## Stated exercise
Check every line of the entries for "Bedroom", and copy the lines that hold it.

##### Extracted information

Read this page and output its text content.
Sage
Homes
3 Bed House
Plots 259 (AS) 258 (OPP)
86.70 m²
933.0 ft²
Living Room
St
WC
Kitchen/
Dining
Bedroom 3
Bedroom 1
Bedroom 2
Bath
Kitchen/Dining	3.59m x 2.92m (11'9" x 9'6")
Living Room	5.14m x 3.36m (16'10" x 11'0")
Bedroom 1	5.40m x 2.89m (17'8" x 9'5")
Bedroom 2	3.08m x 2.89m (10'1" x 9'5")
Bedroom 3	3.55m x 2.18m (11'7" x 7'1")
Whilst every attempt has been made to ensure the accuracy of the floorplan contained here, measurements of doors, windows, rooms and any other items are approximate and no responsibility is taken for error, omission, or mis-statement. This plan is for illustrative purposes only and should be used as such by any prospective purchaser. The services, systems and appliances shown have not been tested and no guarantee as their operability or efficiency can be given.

##########
##### Extracted information

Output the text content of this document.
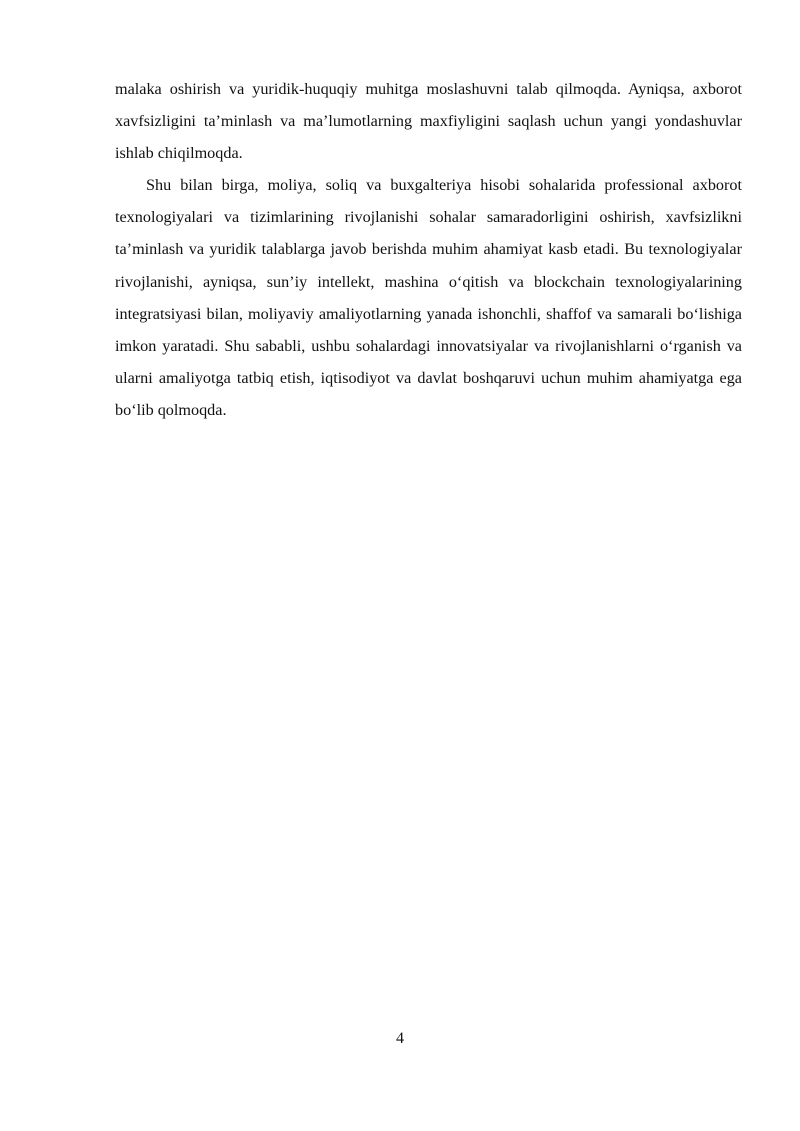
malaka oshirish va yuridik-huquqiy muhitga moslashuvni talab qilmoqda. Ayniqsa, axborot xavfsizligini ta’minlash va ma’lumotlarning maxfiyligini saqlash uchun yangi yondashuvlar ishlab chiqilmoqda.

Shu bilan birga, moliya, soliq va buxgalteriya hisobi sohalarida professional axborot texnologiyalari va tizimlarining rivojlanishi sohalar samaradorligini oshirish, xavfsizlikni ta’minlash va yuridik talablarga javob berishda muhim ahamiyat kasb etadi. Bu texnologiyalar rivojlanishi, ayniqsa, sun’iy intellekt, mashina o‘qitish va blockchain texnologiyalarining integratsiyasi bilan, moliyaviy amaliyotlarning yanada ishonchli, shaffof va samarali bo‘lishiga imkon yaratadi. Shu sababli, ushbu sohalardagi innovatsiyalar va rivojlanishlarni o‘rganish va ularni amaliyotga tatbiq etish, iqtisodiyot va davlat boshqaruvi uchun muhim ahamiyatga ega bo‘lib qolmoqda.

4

##########

## Task solution
Bedroom 3
Bedroom 1
Bedroom 2
Bedroom 1	5.40m x 2.89m (17'8" x 9'5")
Bedroom 2	3.08m x 2.89m (10'1" x 9'5")
Bedroom 3	3.55m x 2.18m (11'7" x 7'1")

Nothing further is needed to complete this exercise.